>> start Data listing

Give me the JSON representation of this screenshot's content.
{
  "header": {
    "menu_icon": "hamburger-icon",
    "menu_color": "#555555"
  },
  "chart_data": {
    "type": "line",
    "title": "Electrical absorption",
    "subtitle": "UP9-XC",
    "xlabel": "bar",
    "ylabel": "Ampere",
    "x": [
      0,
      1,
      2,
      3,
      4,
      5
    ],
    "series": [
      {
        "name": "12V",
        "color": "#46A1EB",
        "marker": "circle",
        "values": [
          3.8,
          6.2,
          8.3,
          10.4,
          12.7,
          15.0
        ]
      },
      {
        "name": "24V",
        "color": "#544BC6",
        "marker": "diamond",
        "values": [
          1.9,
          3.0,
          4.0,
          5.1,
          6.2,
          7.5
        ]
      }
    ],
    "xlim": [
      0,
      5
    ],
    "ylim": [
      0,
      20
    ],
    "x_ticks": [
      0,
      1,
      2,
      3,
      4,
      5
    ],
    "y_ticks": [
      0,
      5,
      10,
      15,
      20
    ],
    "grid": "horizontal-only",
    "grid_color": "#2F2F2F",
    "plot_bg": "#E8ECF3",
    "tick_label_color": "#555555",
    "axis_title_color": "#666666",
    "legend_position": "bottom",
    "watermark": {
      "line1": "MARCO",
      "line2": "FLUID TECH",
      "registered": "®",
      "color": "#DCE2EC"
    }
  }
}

>> end Data listing

● What is expected
Give back all the data exactly as written.

● Solution for this task
Give me the JSON representation of this screenshot's content.
{
  "header": {
    "menu_icon": "hamburger-icon",
    "menu_color": "#555555"
  },
  "chart_data": {
    "type": "line",
    "title": "Electrical absorption",
    "subtitle": "UP9-XC",
    "xlabel": "bar",
    "ylabel": "Ampere",
    "x": [
      0,
      1,
      2,
      3,
      4,
      5
    ],
    "series": [
      {
        "name": "12V",
        "color": "#46A1EB",
        "marker": "circle",
        "values": [
          3.8,
          6.2,
          8.3,
          10.4,
          12.7,
          15.0
        ]
      },
      {
        "name": "24V",
        "color": "#544BC6",
        "marker": "diamond",
        "values": [
          1.9,
          3.0,
          4.0,
          5.1,
          6.2,
          7.5
        ]
      }
    ],
    "xlim": [
      0,
      5
    ],
    "ylim": [
      0,
      20
    ],
    "x_ticks": [
      0,
      1,
      2,
      3,
      4,
      5
    ],
    "y_ticks": [
      0,
      5,
      10,
      15,
      20
    ],
    "grid": "horizontal-only",
    "grid_color": "#2F2F2F",
    "plot_bg": "#E8ECF3",
    "tick_label_color": "#555555",
    "axis_title_color": "#666666",
    "legend_position": "bottom",
    "watermark": {
      "line1": "MARCO",
      "line2": "FLUID TECH",
      "registered": "®",
      "color": "#DCE2EC"
    }
  }
}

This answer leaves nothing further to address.